Directive —
Skip the pictures. Repeat everything else in the records word for word.

Items —
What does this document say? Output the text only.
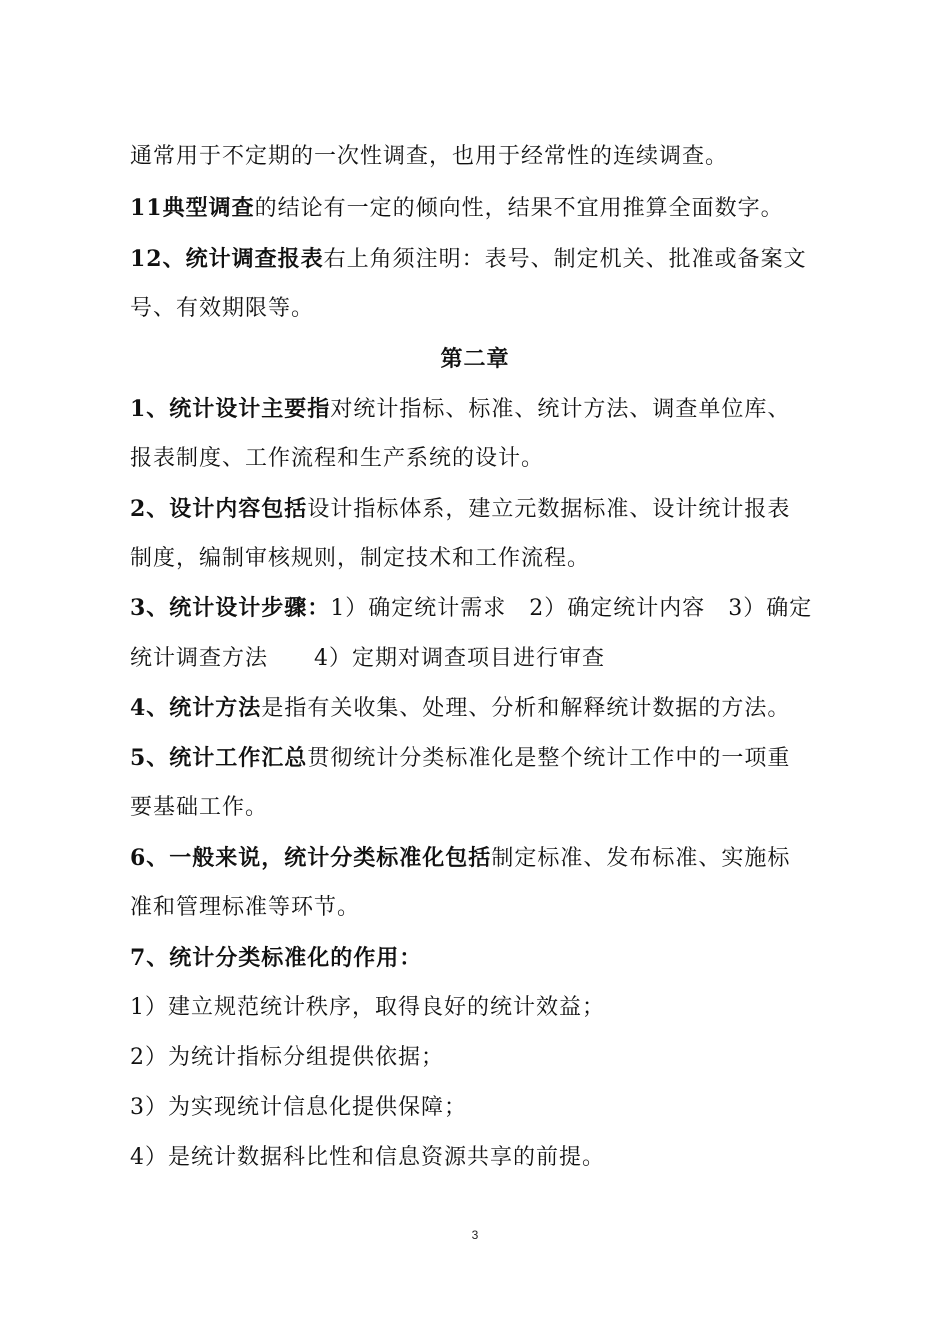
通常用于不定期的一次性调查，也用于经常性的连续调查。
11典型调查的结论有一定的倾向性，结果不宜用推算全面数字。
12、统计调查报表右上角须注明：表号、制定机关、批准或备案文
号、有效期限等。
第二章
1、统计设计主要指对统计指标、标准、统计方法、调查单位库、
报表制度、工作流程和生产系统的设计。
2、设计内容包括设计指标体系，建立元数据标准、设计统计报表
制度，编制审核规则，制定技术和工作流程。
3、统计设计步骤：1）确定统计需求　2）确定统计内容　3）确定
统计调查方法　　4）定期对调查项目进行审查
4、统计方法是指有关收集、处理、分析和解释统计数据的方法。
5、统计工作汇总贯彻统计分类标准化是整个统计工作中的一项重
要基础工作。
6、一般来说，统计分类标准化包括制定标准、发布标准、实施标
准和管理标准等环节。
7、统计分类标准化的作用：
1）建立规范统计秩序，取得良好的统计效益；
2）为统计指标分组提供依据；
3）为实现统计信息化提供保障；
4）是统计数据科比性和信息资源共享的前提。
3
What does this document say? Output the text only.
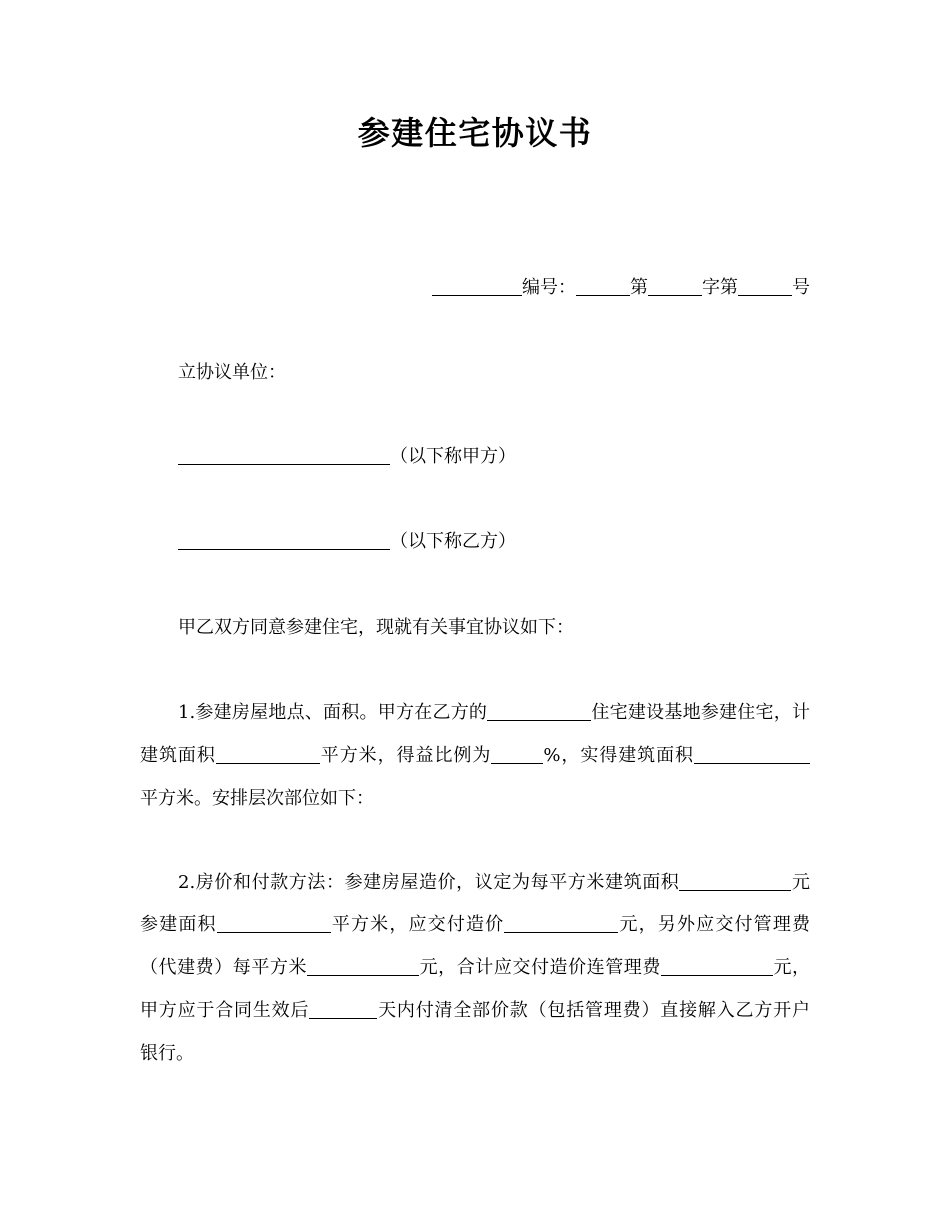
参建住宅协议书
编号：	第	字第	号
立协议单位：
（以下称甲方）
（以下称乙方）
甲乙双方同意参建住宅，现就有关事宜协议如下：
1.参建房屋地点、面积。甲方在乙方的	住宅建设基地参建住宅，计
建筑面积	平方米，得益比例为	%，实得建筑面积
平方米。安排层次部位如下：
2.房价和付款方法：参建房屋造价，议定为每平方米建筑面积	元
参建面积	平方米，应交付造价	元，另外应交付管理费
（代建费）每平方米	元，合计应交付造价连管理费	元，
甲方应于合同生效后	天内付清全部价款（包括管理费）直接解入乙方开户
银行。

Solution to this problem —
What does this document say? Output the text only.
通常用于不定期的一次性调查，也用于经常性的连续调查。
11典型调查的结论有一定的倾向性，结果不宜用推算全面数字。
12、统计调查报表右上角须注明：表号、制定机关、批准或备案文
号、有效期限等。
第二章
1、统计设计主要指对统计指标、标准、统计方法、调查单位库、
报表制度、工作流程和生产系统的设计。
2、设计内容包括设计指标体系，建立元数据标准、设计统计报表
制度，编制审核规则，制定技术和工作流程。
3、统计设计步骤：1）确定统计需求　2）确定统计内容　3）确定
统计调查方法　　4）定期对调查项目进行审查
4、统计方法是指有关收集、处理、分析和解释统计数据的方法。
5、统计工作汇总贯彻统计分类标准化是整个统计工作中的一项重
要基础工作。
6、一般来说，统计分类标准化包括制定标准、发布标准、实施标
准和管理标准等环节。
7、统计分类标准化的作用：
1）建立规范统计秩序，取得良好的统计效益；
2）为统计指标分组提供依据；
3）为实现统计信息化提供保障；
4）是统计数据科比性和信息资源共享的前提。
3
What does this document say? Output the text only.
参建住宅协议书
编号：	第	字第	号
立协议单位：
（以下称甲方）
（以下称乙方）
甲乙双方同意参建住宅，现就有关事宜协议如下：
1.参建房屋地点、面积。甲方在乙方的	住宅建设基地参建住宅，计
建筑面积	平方米，得益比例为	%，实得建筑面积
平方米。安排层次部位如下：
2.房价和付款方法：参建房屋造价，议定为每平方米建筑面积	元
参建面积	平方米，应交付造价	元，另外应交付管理费
（代建费）每平方米	元，合计应交付造价连管理费	元，
甲方应于合同生效后	天内付清全部价款（包括管理费）直接解入乙方开户
银行。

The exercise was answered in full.